EXERCISE PROMPT >>
Say how many lines hold the string "function"; please write nothing but the number.

-- BEGIN THE RECORDS --

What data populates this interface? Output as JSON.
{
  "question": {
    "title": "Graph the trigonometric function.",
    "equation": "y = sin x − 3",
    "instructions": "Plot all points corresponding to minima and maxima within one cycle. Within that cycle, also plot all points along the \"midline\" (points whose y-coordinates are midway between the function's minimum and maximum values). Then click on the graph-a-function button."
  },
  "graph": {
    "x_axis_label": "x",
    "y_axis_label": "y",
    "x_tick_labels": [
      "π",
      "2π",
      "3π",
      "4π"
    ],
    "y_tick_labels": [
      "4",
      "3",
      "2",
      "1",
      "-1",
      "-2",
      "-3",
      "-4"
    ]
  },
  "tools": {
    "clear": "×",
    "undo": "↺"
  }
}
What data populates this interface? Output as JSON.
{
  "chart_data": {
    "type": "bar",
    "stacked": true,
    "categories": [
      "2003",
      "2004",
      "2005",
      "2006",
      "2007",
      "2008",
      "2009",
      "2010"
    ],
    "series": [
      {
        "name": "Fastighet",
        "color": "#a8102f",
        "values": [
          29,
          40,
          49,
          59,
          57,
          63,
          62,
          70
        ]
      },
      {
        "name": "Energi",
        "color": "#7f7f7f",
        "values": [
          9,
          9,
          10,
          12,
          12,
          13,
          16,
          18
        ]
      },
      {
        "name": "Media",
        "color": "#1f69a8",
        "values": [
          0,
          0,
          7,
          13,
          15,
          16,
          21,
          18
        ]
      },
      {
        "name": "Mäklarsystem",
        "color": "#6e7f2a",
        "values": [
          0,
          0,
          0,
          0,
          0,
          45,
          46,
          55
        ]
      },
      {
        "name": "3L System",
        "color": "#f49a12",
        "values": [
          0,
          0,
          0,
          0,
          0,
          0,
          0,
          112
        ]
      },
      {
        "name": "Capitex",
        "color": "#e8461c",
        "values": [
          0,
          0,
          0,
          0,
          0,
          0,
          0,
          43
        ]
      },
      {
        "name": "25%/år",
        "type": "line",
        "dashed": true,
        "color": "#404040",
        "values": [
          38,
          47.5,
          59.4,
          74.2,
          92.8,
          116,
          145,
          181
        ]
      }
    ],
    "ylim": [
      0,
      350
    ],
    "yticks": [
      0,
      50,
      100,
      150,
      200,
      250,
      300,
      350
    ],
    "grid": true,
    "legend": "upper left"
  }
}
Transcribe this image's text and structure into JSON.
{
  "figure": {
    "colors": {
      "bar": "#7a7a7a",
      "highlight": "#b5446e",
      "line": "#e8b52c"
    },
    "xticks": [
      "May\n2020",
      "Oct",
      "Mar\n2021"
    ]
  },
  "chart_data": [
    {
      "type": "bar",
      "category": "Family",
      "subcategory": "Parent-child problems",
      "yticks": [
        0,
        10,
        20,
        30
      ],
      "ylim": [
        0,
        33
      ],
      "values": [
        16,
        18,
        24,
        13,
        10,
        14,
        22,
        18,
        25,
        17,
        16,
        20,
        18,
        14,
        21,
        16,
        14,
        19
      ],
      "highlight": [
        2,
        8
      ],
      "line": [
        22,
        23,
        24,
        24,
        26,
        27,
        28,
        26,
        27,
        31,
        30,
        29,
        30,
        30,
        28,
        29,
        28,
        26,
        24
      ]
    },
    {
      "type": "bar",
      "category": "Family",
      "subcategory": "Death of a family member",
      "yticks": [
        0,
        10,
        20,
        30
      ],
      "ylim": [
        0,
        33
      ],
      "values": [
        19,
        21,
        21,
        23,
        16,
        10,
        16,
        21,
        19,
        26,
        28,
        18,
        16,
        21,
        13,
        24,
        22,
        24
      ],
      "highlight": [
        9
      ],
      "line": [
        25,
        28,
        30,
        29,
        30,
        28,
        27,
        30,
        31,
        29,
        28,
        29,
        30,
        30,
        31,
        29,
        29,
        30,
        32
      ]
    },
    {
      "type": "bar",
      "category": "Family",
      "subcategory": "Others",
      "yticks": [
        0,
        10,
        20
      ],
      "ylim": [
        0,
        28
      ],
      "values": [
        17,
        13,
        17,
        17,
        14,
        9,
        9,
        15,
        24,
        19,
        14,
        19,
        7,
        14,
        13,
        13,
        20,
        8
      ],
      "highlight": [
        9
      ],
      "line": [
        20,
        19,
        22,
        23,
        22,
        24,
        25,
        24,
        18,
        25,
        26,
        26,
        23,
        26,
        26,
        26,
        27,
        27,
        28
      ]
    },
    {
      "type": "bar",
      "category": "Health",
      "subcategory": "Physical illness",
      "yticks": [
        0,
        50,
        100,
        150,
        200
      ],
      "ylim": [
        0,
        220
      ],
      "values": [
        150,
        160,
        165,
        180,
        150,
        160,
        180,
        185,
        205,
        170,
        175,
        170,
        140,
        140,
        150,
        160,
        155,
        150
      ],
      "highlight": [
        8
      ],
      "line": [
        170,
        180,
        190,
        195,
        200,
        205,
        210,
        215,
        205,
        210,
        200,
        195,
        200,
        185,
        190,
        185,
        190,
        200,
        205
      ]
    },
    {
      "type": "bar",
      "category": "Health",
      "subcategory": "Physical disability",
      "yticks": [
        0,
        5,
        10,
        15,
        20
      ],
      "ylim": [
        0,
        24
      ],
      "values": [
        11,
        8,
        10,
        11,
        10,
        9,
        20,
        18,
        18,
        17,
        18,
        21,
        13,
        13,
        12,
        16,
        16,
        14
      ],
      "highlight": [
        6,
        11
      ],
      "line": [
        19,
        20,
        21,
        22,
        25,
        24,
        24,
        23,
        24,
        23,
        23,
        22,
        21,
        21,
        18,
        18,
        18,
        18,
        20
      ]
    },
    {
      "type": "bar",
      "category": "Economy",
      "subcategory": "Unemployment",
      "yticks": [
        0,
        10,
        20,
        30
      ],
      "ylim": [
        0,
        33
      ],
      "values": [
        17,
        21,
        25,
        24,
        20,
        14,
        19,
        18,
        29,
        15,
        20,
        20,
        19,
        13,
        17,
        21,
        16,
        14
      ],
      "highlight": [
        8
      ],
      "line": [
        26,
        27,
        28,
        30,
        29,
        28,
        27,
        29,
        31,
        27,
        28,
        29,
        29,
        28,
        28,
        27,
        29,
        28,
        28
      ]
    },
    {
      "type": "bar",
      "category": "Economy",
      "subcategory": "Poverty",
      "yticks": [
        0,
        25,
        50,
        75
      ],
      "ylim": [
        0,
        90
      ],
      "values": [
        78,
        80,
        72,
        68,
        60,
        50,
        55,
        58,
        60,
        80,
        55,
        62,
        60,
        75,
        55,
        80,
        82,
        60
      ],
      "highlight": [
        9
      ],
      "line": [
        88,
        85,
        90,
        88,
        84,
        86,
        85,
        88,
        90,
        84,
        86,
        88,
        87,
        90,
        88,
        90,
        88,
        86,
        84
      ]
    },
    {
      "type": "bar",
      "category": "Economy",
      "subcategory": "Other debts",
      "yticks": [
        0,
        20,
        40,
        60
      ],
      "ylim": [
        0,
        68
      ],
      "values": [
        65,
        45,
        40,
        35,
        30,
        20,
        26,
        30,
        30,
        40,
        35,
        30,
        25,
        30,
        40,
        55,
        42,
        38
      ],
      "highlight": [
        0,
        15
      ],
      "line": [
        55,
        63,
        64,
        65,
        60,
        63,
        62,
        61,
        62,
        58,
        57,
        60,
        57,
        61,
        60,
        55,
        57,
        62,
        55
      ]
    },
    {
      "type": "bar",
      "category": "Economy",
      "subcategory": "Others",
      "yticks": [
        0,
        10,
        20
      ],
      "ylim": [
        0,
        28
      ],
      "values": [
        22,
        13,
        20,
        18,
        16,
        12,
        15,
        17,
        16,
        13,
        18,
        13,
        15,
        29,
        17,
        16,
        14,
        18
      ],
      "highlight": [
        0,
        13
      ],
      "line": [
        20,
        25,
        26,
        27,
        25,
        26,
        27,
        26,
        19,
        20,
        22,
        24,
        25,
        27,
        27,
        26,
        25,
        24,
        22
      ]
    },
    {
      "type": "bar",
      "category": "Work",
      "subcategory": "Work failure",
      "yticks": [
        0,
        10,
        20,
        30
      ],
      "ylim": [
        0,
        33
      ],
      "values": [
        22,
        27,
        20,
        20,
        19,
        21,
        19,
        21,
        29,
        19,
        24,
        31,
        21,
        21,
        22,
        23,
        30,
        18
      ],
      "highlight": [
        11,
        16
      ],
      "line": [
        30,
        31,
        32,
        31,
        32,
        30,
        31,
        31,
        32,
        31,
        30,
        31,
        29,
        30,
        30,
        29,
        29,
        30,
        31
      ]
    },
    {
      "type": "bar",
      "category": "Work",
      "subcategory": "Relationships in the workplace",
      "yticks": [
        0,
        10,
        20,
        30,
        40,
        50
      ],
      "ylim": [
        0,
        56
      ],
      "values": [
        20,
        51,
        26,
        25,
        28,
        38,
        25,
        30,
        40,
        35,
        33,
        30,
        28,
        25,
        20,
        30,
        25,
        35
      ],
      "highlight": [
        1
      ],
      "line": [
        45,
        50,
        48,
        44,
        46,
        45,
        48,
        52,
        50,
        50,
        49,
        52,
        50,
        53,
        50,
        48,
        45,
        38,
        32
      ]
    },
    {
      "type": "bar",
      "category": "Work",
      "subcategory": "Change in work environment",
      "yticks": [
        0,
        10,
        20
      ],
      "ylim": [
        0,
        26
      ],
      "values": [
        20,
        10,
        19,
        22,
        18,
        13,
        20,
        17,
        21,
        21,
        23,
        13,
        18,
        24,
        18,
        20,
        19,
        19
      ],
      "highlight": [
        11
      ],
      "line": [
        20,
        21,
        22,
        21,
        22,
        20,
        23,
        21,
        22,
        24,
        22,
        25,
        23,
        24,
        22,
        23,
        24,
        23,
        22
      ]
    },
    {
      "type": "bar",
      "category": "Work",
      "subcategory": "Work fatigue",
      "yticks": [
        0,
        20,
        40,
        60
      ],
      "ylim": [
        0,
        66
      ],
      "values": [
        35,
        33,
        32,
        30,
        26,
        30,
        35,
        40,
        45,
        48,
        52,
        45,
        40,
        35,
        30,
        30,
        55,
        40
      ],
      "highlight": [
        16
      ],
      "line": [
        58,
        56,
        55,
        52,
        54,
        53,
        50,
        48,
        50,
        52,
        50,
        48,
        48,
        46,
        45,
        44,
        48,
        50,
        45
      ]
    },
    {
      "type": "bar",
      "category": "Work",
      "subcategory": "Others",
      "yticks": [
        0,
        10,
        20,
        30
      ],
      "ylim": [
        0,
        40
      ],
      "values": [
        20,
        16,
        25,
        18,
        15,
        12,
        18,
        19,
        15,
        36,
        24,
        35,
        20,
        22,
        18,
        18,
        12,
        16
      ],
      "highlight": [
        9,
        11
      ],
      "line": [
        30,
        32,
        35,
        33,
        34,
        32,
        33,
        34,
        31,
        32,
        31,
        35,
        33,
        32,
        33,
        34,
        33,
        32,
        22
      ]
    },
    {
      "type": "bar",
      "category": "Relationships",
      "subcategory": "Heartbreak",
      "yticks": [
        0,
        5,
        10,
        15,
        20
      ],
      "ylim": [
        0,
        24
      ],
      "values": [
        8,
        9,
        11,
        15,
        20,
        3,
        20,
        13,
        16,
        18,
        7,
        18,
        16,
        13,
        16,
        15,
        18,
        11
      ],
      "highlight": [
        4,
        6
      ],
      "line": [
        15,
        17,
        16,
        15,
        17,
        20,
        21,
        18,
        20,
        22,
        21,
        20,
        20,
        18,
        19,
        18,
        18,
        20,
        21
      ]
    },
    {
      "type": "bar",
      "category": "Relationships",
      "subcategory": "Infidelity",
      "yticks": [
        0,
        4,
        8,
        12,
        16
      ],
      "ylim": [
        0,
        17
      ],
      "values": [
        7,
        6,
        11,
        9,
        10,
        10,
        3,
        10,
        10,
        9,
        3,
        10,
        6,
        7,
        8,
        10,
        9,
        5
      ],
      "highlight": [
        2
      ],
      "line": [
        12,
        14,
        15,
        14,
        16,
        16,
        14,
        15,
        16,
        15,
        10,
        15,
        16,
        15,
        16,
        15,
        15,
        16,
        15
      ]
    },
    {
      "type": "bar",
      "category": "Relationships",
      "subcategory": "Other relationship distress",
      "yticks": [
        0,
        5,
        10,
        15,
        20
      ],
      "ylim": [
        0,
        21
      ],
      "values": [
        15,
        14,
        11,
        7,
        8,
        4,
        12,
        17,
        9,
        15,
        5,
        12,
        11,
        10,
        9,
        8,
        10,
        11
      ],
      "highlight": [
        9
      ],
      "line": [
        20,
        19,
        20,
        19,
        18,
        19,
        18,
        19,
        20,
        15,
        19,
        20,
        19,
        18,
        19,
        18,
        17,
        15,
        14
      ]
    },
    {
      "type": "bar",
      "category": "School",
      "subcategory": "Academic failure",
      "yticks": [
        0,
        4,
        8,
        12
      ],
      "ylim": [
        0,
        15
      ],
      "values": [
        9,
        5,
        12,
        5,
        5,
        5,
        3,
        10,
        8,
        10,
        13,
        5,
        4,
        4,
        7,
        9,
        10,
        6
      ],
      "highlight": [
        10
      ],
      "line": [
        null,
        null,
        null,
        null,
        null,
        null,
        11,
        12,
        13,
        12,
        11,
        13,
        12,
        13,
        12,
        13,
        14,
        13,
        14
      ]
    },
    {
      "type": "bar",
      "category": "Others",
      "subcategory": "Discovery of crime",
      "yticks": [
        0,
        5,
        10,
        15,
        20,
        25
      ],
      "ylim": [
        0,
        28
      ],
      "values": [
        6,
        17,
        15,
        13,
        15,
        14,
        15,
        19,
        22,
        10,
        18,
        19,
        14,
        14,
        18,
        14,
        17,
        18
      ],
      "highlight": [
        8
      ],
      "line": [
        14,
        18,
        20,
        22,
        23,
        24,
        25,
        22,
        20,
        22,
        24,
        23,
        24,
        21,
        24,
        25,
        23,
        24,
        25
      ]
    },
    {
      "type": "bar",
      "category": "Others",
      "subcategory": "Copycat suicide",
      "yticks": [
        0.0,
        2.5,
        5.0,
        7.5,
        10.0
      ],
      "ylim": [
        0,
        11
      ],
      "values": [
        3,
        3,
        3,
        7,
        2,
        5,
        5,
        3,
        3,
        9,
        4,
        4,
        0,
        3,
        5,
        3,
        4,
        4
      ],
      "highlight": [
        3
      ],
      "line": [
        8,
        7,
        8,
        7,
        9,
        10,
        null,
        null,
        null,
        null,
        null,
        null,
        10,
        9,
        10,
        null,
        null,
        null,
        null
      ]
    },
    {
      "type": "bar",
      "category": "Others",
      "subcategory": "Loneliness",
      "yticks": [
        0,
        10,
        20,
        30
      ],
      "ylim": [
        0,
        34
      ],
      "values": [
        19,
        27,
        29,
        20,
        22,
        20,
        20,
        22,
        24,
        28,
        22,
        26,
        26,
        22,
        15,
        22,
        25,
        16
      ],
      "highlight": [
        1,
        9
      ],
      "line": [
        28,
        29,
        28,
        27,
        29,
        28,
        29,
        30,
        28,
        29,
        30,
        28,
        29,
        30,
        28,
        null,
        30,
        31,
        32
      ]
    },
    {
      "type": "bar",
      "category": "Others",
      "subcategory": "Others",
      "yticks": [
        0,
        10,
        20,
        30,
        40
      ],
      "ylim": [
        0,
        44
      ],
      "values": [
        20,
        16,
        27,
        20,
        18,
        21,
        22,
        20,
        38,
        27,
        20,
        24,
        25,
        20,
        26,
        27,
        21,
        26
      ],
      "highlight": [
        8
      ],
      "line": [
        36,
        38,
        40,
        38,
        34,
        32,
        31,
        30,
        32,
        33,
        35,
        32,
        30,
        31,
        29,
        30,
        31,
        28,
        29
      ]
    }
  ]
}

-- END THE RECORDS --

SOLUTION >>
2